Job –
Below are the entries; count the lines in them that contain the word "document" and give only the number.

Provided records –
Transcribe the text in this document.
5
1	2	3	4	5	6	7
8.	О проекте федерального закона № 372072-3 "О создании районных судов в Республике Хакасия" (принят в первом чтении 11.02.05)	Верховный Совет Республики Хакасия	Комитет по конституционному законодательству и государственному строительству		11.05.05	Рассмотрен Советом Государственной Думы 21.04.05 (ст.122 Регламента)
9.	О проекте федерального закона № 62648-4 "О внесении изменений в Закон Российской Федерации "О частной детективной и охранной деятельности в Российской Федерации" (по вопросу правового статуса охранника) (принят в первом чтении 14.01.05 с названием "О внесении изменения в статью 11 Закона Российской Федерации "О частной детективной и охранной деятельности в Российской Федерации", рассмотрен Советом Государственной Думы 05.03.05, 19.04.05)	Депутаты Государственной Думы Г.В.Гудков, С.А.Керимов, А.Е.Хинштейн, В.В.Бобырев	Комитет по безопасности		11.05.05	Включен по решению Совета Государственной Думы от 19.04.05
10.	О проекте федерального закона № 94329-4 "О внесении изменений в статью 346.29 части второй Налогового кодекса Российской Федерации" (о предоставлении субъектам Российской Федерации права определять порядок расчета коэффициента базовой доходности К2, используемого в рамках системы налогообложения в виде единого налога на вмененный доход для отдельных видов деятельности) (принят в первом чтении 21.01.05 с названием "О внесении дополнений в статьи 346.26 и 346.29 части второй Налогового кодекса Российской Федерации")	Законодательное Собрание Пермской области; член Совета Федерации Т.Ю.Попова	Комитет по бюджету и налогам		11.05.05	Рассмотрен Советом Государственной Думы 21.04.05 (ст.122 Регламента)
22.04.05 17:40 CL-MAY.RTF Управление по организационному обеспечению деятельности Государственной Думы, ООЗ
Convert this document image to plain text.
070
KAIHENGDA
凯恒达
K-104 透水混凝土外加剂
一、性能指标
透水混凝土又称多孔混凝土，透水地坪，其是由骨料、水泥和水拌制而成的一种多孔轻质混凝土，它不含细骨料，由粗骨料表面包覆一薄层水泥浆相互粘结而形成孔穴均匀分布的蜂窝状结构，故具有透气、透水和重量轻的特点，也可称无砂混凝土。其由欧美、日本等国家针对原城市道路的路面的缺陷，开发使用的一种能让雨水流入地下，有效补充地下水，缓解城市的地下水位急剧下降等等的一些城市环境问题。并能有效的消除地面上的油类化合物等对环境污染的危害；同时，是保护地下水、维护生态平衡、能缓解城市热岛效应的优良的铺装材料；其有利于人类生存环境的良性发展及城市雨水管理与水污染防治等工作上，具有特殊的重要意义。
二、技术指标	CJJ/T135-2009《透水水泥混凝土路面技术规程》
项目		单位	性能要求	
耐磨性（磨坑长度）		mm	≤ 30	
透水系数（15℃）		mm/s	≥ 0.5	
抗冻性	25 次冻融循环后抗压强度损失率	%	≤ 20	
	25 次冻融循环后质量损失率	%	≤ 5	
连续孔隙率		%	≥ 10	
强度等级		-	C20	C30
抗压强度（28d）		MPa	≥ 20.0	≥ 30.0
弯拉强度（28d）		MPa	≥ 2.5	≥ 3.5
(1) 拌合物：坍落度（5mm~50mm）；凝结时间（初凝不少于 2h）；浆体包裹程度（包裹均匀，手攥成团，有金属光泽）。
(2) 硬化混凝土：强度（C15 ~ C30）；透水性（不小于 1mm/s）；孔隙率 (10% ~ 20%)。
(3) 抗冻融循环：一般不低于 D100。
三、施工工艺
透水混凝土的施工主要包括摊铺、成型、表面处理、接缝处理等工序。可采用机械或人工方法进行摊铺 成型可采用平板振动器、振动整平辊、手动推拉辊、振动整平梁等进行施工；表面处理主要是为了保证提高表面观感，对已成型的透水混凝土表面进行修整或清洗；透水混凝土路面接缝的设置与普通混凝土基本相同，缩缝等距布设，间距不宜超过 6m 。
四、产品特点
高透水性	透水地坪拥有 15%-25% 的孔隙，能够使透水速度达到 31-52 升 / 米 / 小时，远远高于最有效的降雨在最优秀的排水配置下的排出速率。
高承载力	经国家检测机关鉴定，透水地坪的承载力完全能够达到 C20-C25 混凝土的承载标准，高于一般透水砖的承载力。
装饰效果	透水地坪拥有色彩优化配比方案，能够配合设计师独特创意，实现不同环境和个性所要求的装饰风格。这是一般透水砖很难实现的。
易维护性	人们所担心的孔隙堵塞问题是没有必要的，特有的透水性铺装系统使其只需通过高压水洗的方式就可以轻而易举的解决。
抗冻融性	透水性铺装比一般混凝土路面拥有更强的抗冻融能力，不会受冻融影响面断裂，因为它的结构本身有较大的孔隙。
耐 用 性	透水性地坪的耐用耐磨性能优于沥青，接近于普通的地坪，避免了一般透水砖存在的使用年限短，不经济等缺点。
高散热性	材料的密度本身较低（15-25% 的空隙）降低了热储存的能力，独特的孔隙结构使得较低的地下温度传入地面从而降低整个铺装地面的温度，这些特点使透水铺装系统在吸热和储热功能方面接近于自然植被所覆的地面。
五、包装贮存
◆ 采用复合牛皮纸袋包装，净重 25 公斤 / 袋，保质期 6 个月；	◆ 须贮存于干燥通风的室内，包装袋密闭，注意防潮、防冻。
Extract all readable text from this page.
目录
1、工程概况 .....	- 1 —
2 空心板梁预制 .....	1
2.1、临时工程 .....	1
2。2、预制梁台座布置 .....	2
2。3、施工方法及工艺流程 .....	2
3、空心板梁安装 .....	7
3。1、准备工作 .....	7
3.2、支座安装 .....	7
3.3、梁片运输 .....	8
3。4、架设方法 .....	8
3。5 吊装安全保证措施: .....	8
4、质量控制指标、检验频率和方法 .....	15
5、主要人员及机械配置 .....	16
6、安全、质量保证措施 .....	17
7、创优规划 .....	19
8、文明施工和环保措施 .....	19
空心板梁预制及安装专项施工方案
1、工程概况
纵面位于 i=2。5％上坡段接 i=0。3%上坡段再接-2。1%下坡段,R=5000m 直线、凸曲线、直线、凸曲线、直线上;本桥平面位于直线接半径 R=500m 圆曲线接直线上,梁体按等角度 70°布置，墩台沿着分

Complete output –
2